▶ What is needed
Copy out all lines that carry the word "born".

START

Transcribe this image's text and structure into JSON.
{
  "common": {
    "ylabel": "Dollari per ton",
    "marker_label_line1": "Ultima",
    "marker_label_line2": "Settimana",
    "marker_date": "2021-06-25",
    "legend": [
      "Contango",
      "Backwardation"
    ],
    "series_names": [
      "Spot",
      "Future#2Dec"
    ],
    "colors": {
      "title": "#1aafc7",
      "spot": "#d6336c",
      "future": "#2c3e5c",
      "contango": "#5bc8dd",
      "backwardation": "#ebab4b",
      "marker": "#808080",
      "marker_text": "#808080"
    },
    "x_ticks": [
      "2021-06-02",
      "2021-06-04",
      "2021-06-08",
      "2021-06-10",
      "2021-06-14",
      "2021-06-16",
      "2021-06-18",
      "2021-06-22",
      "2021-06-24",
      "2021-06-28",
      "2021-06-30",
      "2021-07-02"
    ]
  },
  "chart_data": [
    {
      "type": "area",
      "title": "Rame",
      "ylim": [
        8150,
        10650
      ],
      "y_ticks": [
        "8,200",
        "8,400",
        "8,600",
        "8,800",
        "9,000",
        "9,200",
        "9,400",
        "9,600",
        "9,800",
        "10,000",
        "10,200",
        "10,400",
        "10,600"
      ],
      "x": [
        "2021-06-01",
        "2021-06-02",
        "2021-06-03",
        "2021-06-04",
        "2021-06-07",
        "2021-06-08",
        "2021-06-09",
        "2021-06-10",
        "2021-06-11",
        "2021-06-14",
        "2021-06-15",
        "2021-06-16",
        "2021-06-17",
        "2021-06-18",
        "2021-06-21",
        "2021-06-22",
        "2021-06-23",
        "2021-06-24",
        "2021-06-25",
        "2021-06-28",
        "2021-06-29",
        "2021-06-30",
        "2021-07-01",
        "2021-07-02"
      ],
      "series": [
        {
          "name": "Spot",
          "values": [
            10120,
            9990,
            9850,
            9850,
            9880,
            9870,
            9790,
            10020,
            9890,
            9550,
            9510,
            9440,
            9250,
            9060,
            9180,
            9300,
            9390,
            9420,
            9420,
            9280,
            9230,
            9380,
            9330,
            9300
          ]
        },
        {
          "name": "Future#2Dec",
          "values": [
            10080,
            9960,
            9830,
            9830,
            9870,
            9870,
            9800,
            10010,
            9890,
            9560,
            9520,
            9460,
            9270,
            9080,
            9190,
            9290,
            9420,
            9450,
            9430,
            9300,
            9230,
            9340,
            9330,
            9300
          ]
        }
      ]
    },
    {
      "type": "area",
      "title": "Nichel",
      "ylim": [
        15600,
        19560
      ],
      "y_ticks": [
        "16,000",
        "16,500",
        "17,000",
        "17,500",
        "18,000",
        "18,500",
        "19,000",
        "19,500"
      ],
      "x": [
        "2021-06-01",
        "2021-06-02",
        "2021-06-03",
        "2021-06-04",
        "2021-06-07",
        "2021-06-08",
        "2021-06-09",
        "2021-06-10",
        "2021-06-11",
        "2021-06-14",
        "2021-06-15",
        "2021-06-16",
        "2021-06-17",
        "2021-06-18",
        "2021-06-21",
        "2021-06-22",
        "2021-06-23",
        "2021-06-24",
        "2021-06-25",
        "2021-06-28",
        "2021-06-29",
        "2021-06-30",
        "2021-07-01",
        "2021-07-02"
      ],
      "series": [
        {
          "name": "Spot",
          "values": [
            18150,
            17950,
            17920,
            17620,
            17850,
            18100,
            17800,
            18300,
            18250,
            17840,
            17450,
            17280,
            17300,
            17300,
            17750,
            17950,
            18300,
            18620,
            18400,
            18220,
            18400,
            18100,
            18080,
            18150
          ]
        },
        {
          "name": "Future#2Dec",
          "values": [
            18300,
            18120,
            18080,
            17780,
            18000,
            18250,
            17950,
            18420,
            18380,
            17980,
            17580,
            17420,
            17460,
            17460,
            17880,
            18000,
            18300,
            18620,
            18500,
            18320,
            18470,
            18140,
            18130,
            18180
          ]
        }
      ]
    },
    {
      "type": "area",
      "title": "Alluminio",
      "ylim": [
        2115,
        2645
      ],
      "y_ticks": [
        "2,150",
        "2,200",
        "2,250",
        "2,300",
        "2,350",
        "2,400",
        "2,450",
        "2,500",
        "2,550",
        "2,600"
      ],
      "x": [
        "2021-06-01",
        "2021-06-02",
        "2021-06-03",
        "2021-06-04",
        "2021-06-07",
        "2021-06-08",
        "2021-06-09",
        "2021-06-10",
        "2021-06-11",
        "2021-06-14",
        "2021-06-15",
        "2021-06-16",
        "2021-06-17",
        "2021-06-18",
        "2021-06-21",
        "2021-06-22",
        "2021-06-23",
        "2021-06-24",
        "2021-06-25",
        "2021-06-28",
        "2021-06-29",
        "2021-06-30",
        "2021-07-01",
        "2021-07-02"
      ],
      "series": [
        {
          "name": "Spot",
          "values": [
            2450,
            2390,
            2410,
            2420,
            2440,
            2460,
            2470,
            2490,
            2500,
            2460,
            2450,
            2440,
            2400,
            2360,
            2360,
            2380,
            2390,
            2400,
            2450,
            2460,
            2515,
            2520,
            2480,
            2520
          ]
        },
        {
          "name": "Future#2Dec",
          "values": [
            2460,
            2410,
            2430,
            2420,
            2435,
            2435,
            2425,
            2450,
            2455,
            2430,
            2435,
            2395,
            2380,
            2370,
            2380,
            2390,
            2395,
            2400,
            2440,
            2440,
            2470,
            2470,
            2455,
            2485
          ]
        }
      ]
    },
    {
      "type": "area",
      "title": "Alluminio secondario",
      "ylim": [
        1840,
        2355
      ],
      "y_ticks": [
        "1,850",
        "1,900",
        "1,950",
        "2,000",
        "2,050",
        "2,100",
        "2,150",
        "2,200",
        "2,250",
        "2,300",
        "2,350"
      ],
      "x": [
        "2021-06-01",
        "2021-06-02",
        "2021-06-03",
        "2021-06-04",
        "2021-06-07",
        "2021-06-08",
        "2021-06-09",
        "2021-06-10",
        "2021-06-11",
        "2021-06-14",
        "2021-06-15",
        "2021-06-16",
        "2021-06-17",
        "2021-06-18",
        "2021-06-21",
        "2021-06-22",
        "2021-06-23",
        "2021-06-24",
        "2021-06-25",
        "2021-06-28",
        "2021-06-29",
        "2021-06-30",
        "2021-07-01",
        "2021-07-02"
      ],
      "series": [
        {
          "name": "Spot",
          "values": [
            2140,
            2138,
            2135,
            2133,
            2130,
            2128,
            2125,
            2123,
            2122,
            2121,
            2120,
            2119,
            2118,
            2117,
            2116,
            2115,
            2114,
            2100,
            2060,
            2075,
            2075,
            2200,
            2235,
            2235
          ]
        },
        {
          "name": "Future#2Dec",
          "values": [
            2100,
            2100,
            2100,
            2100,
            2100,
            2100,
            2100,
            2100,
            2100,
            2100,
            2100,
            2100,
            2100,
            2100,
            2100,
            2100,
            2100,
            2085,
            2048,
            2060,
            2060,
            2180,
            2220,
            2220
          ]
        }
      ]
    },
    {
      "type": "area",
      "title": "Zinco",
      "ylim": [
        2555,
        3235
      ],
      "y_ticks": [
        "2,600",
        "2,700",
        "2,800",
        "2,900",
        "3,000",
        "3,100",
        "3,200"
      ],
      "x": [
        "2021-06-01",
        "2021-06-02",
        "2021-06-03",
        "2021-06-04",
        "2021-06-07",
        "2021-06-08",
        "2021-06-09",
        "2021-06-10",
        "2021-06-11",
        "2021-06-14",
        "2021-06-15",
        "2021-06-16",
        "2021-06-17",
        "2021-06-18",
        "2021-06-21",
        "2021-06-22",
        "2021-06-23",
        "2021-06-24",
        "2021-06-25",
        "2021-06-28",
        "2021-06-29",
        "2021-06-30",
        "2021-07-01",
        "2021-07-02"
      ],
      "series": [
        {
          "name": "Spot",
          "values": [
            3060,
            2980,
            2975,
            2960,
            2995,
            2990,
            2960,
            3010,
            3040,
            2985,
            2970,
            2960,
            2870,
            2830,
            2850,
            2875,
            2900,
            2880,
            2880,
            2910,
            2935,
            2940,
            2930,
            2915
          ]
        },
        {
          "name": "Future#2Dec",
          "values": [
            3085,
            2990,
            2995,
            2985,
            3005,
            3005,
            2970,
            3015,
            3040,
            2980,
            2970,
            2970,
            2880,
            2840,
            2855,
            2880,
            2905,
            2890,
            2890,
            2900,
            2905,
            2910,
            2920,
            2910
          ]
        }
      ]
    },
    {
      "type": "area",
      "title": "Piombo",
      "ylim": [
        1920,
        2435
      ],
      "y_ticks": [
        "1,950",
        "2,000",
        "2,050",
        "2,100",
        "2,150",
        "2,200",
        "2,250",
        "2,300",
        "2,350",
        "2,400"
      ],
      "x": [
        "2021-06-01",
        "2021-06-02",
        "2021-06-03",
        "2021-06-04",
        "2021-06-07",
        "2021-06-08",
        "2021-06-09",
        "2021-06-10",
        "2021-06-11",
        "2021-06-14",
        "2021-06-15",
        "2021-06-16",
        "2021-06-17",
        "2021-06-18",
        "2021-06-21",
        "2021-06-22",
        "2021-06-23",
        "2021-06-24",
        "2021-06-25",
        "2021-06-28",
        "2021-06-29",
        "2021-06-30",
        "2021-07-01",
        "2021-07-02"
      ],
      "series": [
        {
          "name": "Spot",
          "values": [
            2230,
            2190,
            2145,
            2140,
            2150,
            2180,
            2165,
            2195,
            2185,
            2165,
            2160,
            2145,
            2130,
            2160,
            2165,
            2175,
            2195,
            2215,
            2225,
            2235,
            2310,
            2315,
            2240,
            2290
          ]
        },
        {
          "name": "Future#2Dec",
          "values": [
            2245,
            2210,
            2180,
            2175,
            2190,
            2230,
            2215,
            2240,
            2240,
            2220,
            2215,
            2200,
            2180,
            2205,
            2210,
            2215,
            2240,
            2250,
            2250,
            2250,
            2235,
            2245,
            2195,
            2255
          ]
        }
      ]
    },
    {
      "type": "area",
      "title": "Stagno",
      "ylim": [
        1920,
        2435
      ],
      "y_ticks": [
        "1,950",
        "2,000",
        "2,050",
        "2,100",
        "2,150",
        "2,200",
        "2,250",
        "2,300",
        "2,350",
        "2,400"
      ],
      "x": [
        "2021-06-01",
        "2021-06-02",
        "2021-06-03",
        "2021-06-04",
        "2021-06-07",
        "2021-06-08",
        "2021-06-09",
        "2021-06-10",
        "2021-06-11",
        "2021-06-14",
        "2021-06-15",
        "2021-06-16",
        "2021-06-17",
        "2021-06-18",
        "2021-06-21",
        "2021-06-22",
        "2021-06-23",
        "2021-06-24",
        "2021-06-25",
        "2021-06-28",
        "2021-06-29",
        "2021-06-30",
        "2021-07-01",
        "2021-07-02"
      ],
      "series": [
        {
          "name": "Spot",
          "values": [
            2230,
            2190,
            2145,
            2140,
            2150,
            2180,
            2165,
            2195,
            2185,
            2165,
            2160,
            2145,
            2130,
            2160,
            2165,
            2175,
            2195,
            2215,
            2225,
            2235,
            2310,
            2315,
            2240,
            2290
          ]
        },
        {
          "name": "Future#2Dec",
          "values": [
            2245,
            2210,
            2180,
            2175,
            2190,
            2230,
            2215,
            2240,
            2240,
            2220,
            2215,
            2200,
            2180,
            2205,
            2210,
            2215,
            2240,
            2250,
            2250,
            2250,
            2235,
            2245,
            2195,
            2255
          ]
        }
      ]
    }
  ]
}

END
START

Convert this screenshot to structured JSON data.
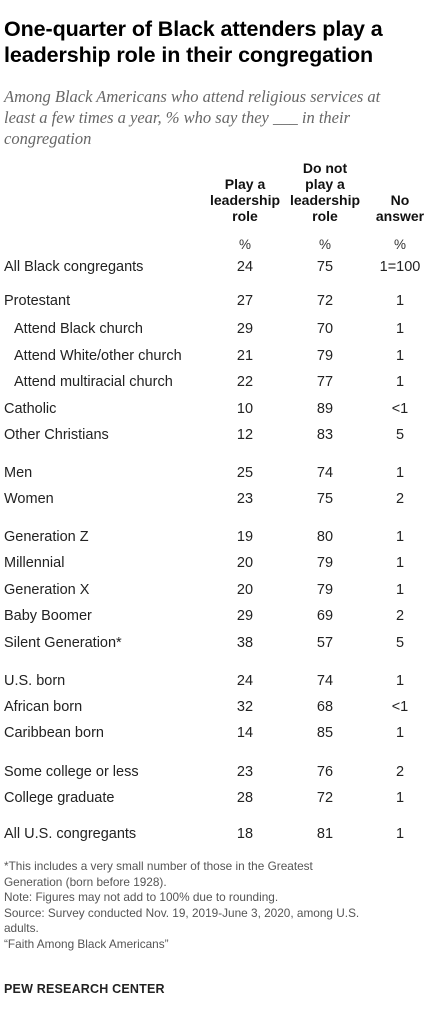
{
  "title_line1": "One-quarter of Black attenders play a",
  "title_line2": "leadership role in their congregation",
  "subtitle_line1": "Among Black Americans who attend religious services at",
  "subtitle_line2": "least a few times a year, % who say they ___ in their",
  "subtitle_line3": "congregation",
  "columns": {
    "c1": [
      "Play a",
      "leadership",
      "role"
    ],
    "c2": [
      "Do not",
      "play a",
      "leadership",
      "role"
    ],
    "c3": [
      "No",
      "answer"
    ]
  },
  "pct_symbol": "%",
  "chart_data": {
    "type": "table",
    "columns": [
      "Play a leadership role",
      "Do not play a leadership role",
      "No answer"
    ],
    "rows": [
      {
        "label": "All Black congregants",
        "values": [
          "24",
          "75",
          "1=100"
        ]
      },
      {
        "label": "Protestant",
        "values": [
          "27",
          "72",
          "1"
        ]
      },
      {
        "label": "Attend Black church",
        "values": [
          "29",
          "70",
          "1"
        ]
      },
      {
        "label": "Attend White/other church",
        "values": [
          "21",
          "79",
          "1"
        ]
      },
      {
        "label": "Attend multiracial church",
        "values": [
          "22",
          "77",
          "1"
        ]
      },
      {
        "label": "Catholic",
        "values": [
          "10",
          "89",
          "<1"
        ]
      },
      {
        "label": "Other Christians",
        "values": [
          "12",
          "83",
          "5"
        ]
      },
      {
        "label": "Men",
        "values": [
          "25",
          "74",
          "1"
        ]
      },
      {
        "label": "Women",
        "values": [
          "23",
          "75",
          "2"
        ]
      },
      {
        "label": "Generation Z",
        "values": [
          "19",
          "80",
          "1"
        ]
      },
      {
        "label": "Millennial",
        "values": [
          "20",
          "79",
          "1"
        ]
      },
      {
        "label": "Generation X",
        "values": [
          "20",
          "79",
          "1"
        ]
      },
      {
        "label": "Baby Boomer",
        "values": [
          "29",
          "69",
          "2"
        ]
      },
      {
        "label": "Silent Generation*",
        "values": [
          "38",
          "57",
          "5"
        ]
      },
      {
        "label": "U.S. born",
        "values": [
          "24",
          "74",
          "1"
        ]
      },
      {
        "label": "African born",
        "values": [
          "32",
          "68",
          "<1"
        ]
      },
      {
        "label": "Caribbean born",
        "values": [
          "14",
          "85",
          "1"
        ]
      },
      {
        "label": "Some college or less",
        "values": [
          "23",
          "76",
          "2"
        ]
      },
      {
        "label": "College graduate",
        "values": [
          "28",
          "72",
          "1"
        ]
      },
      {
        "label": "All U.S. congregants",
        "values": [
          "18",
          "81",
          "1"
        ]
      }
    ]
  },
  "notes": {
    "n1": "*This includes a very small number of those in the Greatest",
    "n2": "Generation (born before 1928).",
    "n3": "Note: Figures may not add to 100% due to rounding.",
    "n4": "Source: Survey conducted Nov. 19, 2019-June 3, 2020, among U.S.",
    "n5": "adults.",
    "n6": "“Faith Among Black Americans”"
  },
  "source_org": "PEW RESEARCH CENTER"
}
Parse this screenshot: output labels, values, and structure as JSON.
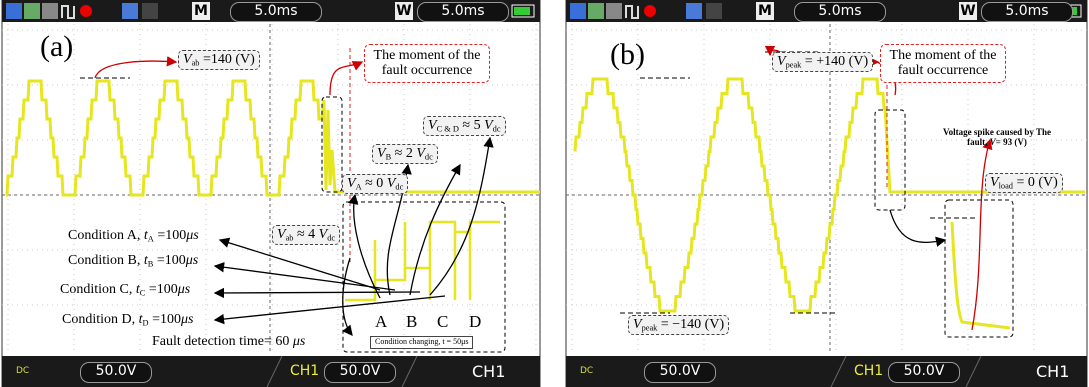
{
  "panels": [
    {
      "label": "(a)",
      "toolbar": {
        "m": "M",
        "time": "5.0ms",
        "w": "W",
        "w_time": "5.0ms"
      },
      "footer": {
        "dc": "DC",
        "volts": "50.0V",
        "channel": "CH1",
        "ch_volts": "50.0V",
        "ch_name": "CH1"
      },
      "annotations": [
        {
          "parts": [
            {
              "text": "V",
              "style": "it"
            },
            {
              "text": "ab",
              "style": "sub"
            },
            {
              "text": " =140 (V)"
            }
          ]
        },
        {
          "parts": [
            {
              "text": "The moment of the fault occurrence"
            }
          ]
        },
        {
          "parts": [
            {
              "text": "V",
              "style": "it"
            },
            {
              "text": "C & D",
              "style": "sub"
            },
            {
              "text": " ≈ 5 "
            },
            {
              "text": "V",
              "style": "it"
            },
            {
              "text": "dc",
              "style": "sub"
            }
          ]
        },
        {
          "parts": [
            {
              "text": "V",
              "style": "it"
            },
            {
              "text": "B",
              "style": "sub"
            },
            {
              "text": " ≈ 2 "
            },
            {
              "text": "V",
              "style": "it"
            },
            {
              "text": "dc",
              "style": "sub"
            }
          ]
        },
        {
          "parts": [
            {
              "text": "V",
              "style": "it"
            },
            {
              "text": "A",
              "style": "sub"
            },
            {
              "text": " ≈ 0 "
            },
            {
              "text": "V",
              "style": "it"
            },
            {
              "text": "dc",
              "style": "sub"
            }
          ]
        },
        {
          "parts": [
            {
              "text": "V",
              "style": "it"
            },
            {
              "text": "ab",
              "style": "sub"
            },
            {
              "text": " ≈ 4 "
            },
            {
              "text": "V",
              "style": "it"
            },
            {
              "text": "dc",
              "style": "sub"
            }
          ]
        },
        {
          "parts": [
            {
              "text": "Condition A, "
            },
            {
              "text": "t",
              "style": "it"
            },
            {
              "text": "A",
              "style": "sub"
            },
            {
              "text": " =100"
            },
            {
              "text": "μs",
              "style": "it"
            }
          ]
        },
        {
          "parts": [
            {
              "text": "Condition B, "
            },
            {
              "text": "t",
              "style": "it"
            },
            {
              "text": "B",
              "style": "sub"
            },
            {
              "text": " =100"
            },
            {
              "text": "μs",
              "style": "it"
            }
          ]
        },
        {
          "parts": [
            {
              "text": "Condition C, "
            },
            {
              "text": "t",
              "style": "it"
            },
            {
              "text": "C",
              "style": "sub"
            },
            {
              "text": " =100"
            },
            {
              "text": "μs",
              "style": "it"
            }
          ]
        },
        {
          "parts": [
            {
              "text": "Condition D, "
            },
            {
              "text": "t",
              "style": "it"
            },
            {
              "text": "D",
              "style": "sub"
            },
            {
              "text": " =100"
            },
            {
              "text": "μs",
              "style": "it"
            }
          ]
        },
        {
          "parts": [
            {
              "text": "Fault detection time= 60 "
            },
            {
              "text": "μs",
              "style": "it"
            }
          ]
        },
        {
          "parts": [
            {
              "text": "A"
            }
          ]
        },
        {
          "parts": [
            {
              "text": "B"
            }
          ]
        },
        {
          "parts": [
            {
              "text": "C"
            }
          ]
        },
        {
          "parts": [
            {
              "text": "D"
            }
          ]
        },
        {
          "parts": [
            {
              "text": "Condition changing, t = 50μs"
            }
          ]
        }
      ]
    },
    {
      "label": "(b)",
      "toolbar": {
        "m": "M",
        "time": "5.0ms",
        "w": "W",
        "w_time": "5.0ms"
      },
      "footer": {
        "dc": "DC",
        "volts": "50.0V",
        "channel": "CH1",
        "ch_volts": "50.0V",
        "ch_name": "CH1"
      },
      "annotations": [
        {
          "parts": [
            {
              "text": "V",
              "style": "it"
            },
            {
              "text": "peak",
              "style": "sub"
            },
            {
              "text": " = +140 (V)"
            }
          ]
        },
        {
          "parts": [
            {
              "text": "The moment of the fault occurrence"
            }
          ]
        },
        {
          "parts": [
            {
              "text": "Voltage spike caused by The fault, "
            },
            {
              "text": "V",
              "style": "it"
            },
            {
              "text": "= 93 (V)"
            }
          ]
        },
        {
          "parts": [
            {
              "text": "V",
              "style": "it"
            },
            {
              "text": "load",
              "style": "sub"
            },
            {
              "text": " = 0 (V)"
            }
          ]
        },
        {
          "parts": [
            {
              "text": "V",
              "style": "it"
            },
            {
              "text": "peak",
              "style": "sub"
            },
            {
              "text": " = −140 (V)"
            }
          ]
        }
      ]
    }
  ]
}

END
START

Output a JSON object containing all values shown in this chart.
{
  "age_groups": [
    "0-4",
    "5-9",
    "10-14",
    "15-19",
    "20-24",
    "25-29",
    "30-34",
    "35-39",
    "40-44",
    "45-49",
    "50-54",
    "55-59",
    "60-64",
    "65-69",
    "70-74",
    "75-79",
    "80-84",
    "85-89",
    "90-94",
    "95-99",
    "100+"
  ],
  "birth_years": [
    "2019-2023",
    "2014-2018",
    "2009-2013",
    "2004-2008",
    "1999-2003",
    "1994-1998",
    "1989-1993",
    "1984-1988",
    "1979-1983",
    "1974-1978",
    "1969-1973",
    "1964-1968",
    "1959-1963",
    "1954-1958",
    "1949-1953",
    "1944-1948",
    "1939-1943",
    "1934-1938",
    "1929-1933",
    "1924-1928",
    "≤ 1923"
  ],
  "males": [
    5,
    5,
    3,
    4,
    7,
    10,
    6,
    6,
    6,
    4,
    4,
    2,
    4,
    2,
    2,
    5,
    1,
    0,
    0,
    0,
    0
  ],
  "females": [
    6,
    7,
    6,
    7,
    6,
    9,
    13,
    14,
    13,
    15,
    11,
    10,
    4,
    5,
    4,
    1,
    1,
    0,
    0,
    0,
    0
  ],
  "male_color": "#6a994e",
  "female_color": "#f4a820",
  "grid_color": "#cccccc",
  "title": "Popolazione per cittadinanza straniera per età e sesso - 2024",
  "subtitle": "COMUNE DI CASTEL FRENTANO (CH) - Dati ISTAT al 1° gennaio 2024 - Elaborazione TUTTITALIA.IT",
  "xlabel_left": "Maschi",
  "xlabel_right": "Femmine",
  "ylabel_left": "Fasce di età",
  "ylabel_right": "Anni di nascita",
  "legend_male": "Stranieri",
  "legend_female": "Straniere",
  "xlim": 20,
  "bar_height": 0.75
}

END

▶ The result
        "label": "U.S. born",
        "label": "African born",
        "label": "Caribbean born",
    "n2": "Generation (born before 1928).",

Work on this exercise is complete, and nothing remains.